## TO BE DONE:
Quote the listing below in full and exactly as written, but omit every picture.

[Collected data]
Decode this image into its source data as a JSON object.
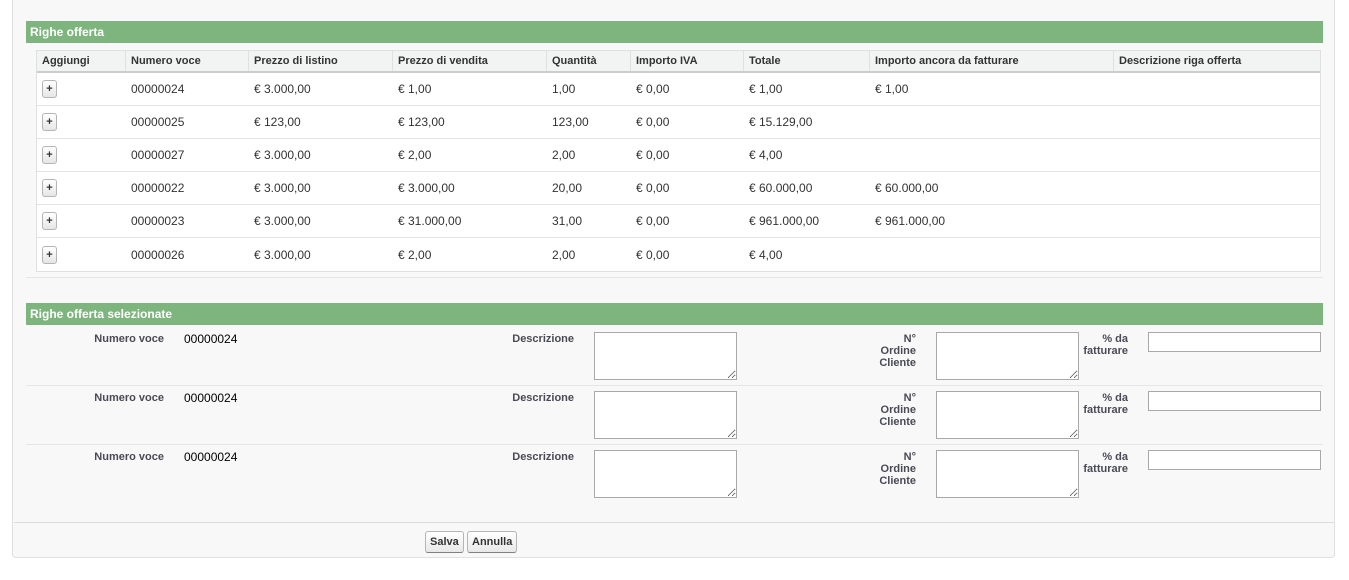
{
  "offer_lines": {
    "title": "Righe offerta",
    "columns": [
      "Aggiungi",
      "Numero voce",
      "Prezzo di listino",
      "Prezzo di vendita",
      "Quantità",
      "Importo IVA",
      "Totale",
      "Importo ancora da fatturare",
      "Descrizione riga offerta"
    ],
    "add_label": "+",
    "rows": [
      {
        "numero": "00000024",
        "listino": "€ 3.000,00",
        "vendita": "€ 1,00",
        "quantita": "1,00",
        "iva": "€ 0,00",
        "totale": "€ 1,00",
        "da_fatturare": "€ 1,00",
        "descrizione": ""
      },
      {
        "numero": "00000025",
        "listino": "€ 123,00",
        "vendita": "€ 123,00",
        "quantita": "123,00",
        "iva": "€ 0,00",
        "totale": "€ 15.129,00",
        "da_fatturare": "",
        "descrizione": ""
      },
      {
        "numero": "00000027",
        "listino": "€ 3.000,00",
        "vendita": "€ 2,00",
        "quantita": "2,00",
        "iva": "€ 0,00",
        "totale": "€ 4,00",
        "da_fatturare": "",
        "descrizione": ""
      },
      {
        "numero": "00000022",
        "listino": "€ 3.000,00",
        "vendita": "€ 3.000,00",
        "quantita": "20,00",
        "iva": "€ 0,00",
        "totale": "€ 60.000,00",
        "da_fatturare": "€ 60.000,00",
        "descrizione": ""
      },
      {
        "numero": "00000023",
        "listino": "€ 3.000,00",
        "vendita": "€ 31.000,00",
        "quantita": "31,00",
        "iva": "€ 0,00",
        "totale": "€ 961.000,00",
        "da_fatturare": "€ 961.000,00",
        "descrizione": ""
      },
      {
        "numero": "00000026",
        "listino": "€ 3.000,00",
        "vendita": "€ 2,00",
        "quantita": "2,00",
        "iva": "€ 0,00",
        "totale": "€ 4,00",
        "da_fatturare": "",
        "descrizione": ""
      }
    ]
  },
  "selected_lines": {
    "title": "Righe offerta selezionate",
    "label_numero": "Numero voce",
    "label_descrizione": "Descrizione",
    "label_ordine": [
      "N°",
      "Ordine",
      "Cliente"
    ],
    "label_percent": [
      "% da",
      "fatturare"
    ],
    "rows": [
      {
        "numero": "00000024",
        "descrizione": "",
        "ordine_cliente": "",
        "percent": ""
      },
      {
        "numero": "00000024",
        "descrizione": "",
        "ordine_cliente": "",
        "percent": ""
      },
      {
        "numero": "00000024",
        "descrizione": "",
        "ordine_cliente": "",
        "percent": ""
      }
    ]
  },
  "footer": {
    "save_label": "Salva",
    "cancel_label": "Annulla"
  },
  "colors": {
    "section_header": "#7eb57e",
    "panel_background": "#f8f8f8"
  }
}
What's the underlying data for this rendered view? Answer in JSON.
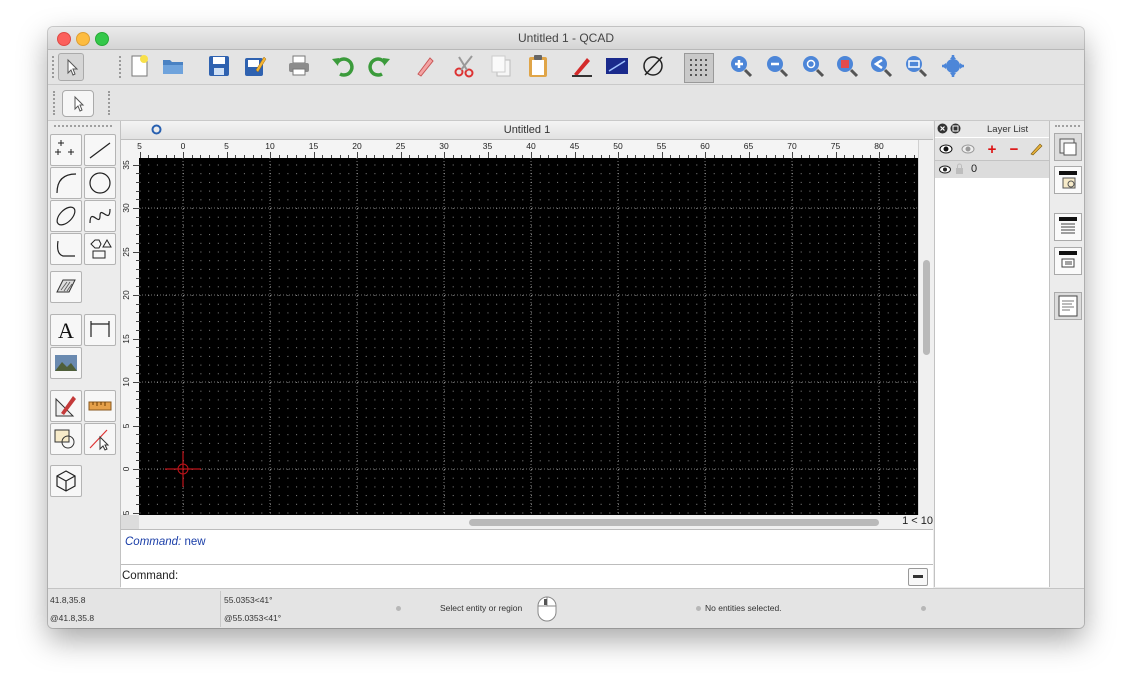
{
  "window": {
    "title": "Untitled 1 - QCAD"
  },
  "toolbar": {
    "icons": [
      "select-pointer",
      "new-file",
      "open-folder",
      "save",
      "save-as",
      "print",
      "undo",
      "redo",
      "erase-pen",
      "cut",
      "copy",
      "paste",
      "draft-mode",
      "toggle-grid-view",
      "crosshair",
      "grid-dots",
      "zoom-in",
      "zoom-out",
      "auto-zoom",
      "zoom-selection",
      "zoom-previous",
      "zoom-window",
      "pan"
    ]
  },
  "document": {
    "tab_title": "Untitled 1",
    "ruler_h_labels": [
      "5",
      "0",
      "5",
      "10",
      "15",
      "20",
      "25",
      "30",
      "35",
      "40",
      "45",
      "50",
      "55",
      "60",
      "65",
      "70",
      "75",
      "80"
    ],
    "ruler_v_labels": [
      "35",
      "30",
      "25",
      "20",
      "15",
      "10",
      "5",
      "0",
      "5"
    ],
    "scale": "1 < 10"
  },
  "left_toolbar": {
    "icons": [
      "point",
      "line",
      "arc",
      "circle",
      "ellipse",
      "spline",
      "polyline",
      "shape",
      "hatch",
      "text",
      "dimension",
      "image",
      "modify",
      "measure",
      "snap",
      "select-tool",
      "block"
    ]
  },
  "command": {
    "history_prefix": "Command:",
    "history_value": "new",
    "label": "Command:",
    "input_value": ""
  },
  "layer_panel": {
    "title": "Layer List",
    "layers": [
      {
        "name": "0"
      }
    ]
  },
  "status": {
    "abs_coord": "41.8,35.8",
    "rel_coord": "@41.8,35.8",
    "polar": "55.0353<41°",
    "rel_polar": "@55.0353<41°",
    "prompt": "Select entity or region",
    "selection": "No entities selected."
  },
  "colors": {
    "canvas": "#000000",
    "crosshair": "#c0141a",
    "grid_dot": "#8a8a8a",
    "command_text": "#1a3ea8"
  }
}
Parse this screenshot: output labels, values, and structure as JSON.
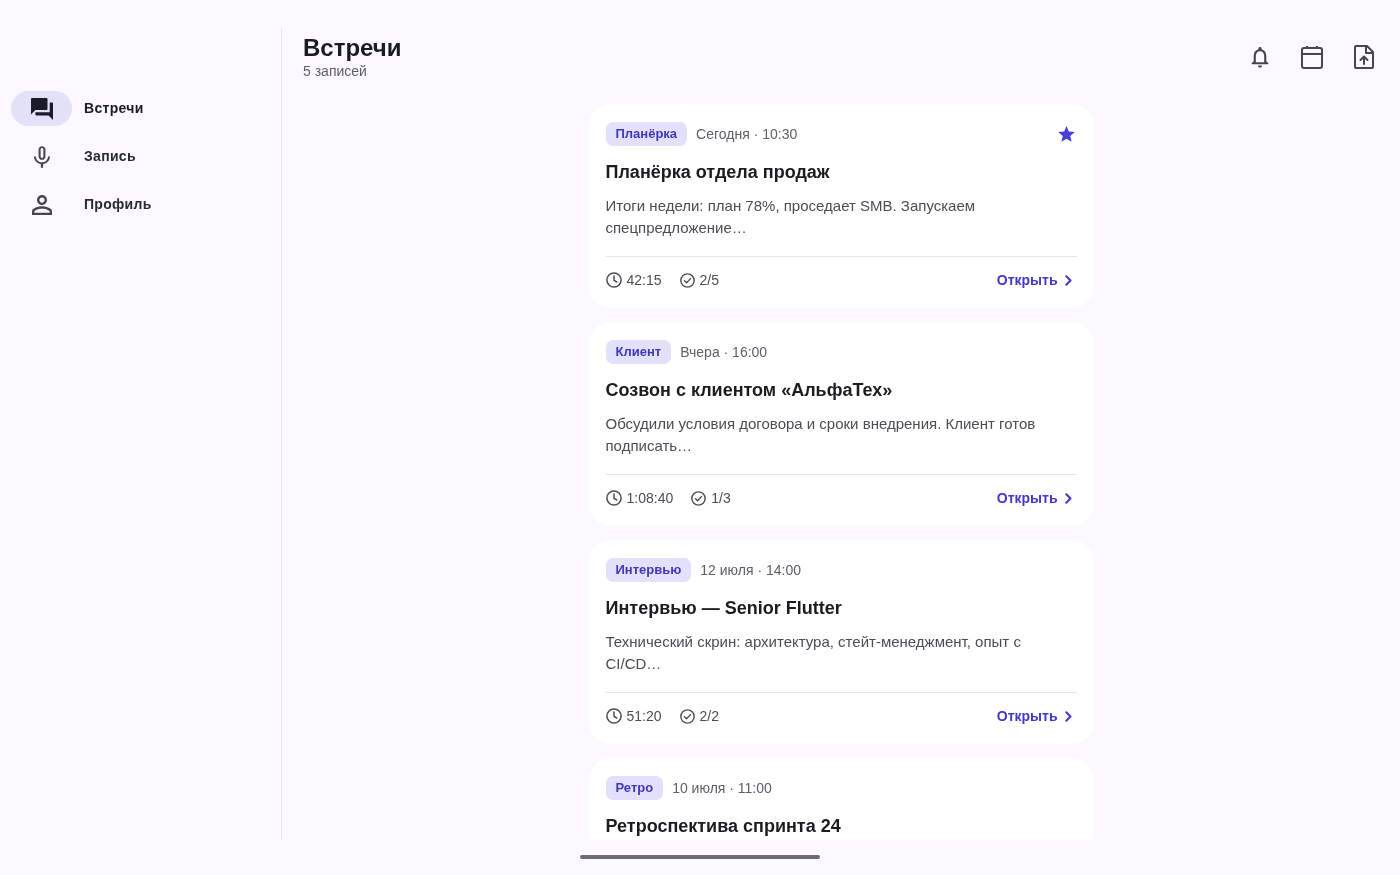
{
  "nav": {
    "items": [
      {
        "label": "Встречи",
        "selected": true
      },
      {
        "label": "Запись",
        "selected": false
      },
      {
        "label": "Профиль",
        "selected": false
      }
    ]
  },
  "header": {
    "title": "Встречи",
    "subtitle": "5 записей"
  },
  "meetings": [
    {
      "tag": "Планёрка",
      "when": "Сегодня · 10:30",
      "starred": true,
      "title": "Планёрка отдела продаж",
      "summary": "Итоги недели: план 78%, проседает SMB. Запускаем спецпредложение…",
      "duration": "42:15",
      "tasks": "2/5",
      "action": "Открыть"
    },
    {
      "tag": "Клиент",
      "when": "Вчера · 16:00",
      "starred": false,
      "title": "Созвон с клиентом «АльфаТех»",
      "summary": "Обсудили условия договора и сроки внедрения. Клиент готов подписать…",
      "duration": "1:08:40",
      "tasks": "1/3",
      "action": "Открыть"
    },
    {
      "tag": "Интервью",
      "when": "12 июля · 14:00",
      "starred": false,
      "title": "Интервью — Senior Flutter",
      "summary": "Технический скрин: архитектура, стейт-менеджмент, опыт с CI/CD…",
      "duration": "51:20",
      "tasks": "2/2",
      "action": "Открыть"
    },
    {
      "tag": "Ретро",
      "when": "10 июля · 11:00",
      "starred": false,
      "title": "Ретроспектива спринта 24"
    }
  ]
}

## RESPONSE TO THIS EXERCISE:
Decode this image into its source data as a JSON object.
{
  "offer_lines": {
    "title": "Righe offerta",
    "columns": [
      "Aggiungi",
      "Numero voce",
      "Prezzo di listino",
      "Prezzo di vendita",
      "Quantità",
      "Importo IVA",
      "Totale",
      "Importo ancora da fatturare",
      "Descrizione riga offerta"
    ],
    "add_label": "+",
    "rows": [
      {
        "numero": "00000024",
        "listino": "€ 3.000,00",
        "vendita": "€ 1,00",
        "quantita": "1,00",
        "iva": "€ 0,00",
        "totale": "€ 1,00",
        "da_fatturare": "€ 1,00",
        "descrizione": ""
      },
      {
        "numero": "00000025",
        "listino": "€ 123,00",
        "vendita": "€ 123,00",
        "quantita": "123,00",
        "iva": "€ 0,00",
        "totale": "€ 15.129,00",
        "da_fatturare": "",
        "descrizione": ""
      },
      {
        "numero": "00000027",
        "listino": "€ 3.000,00",
        "vendita": "€ 2,00",
        "quantita": "2,00",
        "iva": "€ 0,00",
        "totale": "€ 4,00",
        "da_fatturare": "",
        "descrizione": ""
      },
      {
        "numero": "00000022",
        "listino": "€ 3.000,00",
        "vendita": "€ 3.000,00",
        "quantita": "20,00",
        "iva": "€ 0,00",
        "totale": "€ 60.000,00",
        "da_fatturare": "€ 60.000,00",
        "descrizione": ""
      },
      {
        "numero": "00000023",
        "listino": "€ 3.000,00",
        "vendita": "€ 31.000,00",
        "quantita": "31,00",
        "iva": "€ 0,00",
        "totale": "€ 961.000,00",
        "da_fatturare": "€ 961.000,00",
        "descrizione": ""
      },
      {
        "numero": "00000026",
        "listino": "€ 3.000,00",
        "vendita": "€ 2,00",
        "quantita": "2,00",
        "iva": "€ 0,00",
        "totale": "€ 4,00",
        "da_fatturare": "",
        "descrizione": ""
      }
    ]
  },
  "selected_lines": {
    "title": "Righe offerta selezionate",
    "label_numero": "Numero voce",
    "label_descrizione": "Descrizione",
    "label_ordine": [
      "N°",
      "Ordine",
      "Cliente"
    ],
    "label_percent": [
      "% da",
      "fatturare"
    ],
    "rows": [
      {
        "numero": "00000024",
        "descrizione": "",
        "ordine_cliente": "",
        "percent": ""
      },
      {
        "numero": "00000024",
        "descrizione": "",
        "ordine_cliente": "",
        "percent": ""
      },
      {
        "numero": "00000024",
        "descrizione": "",
        "ordine_cliente": "",
        "percent": ""
      }
    ]
  },
  "footer": {
    "save_label": "Salva",
    "cancel_label": "Annulla"
  },
  "colors": {
    "section_header": "#7eb57e",
    "panel_background": "#f8f8f8"
  }
}
What's the underlying data for this rendered view? Answer in JSON.
{
  "window": {
    "title": "Untitled 1 - QCAD"
  },
  "toolbar": {
    "icons": [
      "select-pointer",
      "new-file",
      "open-folder",
      "save",
      "save-as",
      "print",
      "undo",
      "redo",
      "erase-pen",
      "cut",
      "copy",
      "paste",
      "draft-mode",
      "toggle-grid-view",
      "crosshair",
      "grid-dots",
      "zoom-in",
      "zoom-out",
      "auto-zoom",
      "zoom-selection",
      "zoom-previous",
      "zoom-window",
      "pan"
    ]
  },
  "document": {
    "tab_title": "Untitled 1",
    "ruler_h_labels": [
      "5",
      "0",
      "5",
      "10",
      "15",
      "20",
      "25",
      "30",
      "35",
      "40",
      "45",
      "50",
      "55",
      "60",
      "65",
      "70",
      "75",
      "80"
    ],
    "ruler_v_labels": [
      "35",
      "30",
      "25",
      "20",
      "15",
      "10",
      "5",
      "0",
      "5"
    ],
    "scale": "1 < 10"
  },
  "left_toolbar": {
    "icons": [
      "point",
      "line",
      "arc",
      "circle",
      "ellipse",
      "spline",
      "polyline",
      "shape",
      "hatch",
      "text",
      "dimension",
      "image",
      "modify",
      "measure",
      "snap",
      "select-tool",
      "block"
    ]
  },
  "command": {
    "history_prefix": "Command:",
    "history_value": "new",
    "label": "Command:",
    "input_value": ""
  },
  "layer_panel": {
    "title": "Layer List",
    "layers": [
      {
        "name": "0"
      }
    ]
  },
  "status": {
    "abs_coord": "41.8,35.8",
    "rel_coord": "@41.8,35.8",
    "polar": "55.0353<41°",
    "rel_polar": "@55.0353<41°",
    "prompt": "Select entity or region",
    "selection": "No entities selected."
  },
  "colors": {
    "canvas": "#000000",
    "crosshair": "#c0141a",
    "grid_dot": "#8a8a8a",
    "command_text": "#1a3ea8"
  }
}
Parse this screenshot: output labels, values, and structure as JSON.
{
  "nav": {
    "items": [
      {
        "label": "Встречи",
        "selected": true
      },
      {
        "label": "Запись",
        "selected": false
      },
      {
        "label": "Профиль",
        "selected": false
      }
    ]
  },
  "header": {
    "title": "Встречи",
    "subtitle": "5 записей"
  },
  "meetings": [
    {
      "tag": "Планёрка",
      "when": "Сегодня · 10:30",
      "starred": true,
      "title": "Планёрка отдела продаж",
      "summary": "Итоги недели: план 78%, проседает SMB. Запускаем спецпредложение…",
      "duration": "42:15",
      "tasks": "2/5",
      "action": "Открыть"
    },
    {
      "tag": "Клиент",
      "when": "Вчера · 16:00",
      "starred": false,
      "title": "Созвон с клиентом «АльфаТех»",
      "summary": "Обсудили условия договора и сроки внедрения. Клиент готов подписать…",
      "duration": "1:08:40",
      "tasks": "1/3",
      "action": "Открыть"
    },
    {
      "tag": "Интервью",
      "when": "12 июля · 14:00",
      "starred": false,
      "title": "Интервью — Senior Flutter",
      "summary": "Технический скрин: архитектура, стейт-менеджмент, опыт с CI/CD…",
      "duration": "51:20",
      "tasks": "2/2",
      "action": "Открыть"
    },
    {
      "tag": "Ретро",
      "when": "10 июля · 11:00",
      "starred": false,
      "title": "Ретроспектива спринта 24"
    }
  ]
}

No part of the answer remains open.